Dataset items
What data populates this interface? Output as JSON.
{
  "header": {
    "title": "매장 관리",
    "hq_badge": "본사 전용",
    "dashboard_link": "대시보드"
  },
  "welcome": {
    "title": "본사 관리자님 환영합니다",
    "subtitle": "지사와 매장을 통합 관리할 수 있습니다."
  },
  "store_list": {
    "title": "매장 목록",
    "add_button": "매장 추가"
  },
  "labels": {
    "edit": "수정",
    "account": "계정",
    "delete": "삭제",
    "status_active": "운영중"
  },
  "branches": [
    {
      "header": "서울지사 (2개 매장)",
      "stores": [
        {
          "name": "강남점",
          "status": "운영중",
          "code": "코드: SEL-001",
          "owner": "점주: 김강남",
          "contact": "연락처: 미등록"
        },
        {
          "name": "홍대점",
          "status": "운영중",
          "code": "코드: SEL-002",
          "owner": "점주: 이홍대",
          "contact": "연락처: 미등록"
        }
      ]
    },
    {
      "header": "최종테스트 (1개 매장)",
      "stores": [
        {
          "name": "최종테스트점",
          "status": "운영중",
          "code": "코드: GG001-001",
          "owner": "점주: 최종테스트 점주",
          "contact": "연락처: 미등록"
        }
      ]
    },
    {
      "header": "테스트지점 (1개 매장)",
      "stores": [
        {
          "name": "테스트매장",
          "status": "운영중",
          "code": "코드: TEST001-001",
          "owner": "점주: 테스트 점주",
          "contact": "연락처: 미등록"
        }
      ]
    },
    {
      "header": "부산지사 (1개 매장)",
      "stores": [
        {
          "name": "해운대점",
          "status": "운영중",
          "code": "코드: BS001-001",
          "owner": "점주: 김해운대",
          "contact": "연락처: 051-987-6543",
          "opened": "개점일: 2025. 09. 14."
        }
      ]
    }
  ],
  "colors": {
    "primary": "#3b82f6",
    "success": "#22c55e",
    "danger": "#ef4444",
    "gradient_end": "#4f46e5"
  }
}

> _THE EXERCISE_
Write out the material from the first line to the last, exactly.

> _EXPECTED ANSWER_
What data populates this interface? Output as JSON.
{
  "header": {
    "title": "매장 관리",
    "hq_badge": "본사 전용",
    "dashboard_link": "대시보드"
  },
  "welcome": {
    "title": "본사 관리자님 환영합니다",
    "subtitle": "지사와 매장을 통합 관리할 수 있습니다."
  },
  "store_list": {
    "title": "매장 목록",
    "add_button": "매장 추가"
  },
  "labels": {
    "edit": "수정",
    "account": "계정",
    "delete": "삭제",
    "status_active": "운영중"
  },
  "branches": [
    {
      "header": "서울지사 (2개 매장)",
      "stores": [
        {
          "name": "강남점",
          "status": "운영중",
          "code": "코드: SEL-001",
          "owner": "점주: 김강남",
          "contact": "연락처: 미등록"
        },
        {
          "name": "홍대점",
          "status": "운영중",
          "code": "코드: SEL-002",
          "owner": "점주: 이홍대",
          "contact": "연락처: 미등록"
        }
      ]
    },
    {
      "header": "최종테스트 (1개 매장)",
      "stores": [
        {
          "name": "최종테스트점",
          "status": "운영중",
          "code": "코드: GG001-001",
          "owner": "점주: 최종테스트 점주",
          "contact": "연락처: 미등록"
        }
      ]
    },
    {
      "header": "테스트지점 (1개 매장)",
      "stores": [
        {
          "name": "테스트매장",
          "status": "운영중",
          "code": "코드: TEST001-001",
          "owner": "점주: 테스트 점주",
          "contact": "연락처: 미등록"
        }
      ]
    },
    {
      "header": "부산지사 (1개 매장)",
      "stores": [
        {
          "name": "해운대점",
          "status": "운영중",
          "code": "코드: BS001-001",
          "owner": "점주: 김해운대",
          "contact": "연락처: 051-987-6543",
          "opened": "개점일: 2025. 09. 14."
        }
      ]
    }
  ],
  "colors": {
    "primary": "#3b82f6",
    "success": "#22c55e",
    "danger": "#ef4444",
    "gradient_end": "#4f46e5"
  }
}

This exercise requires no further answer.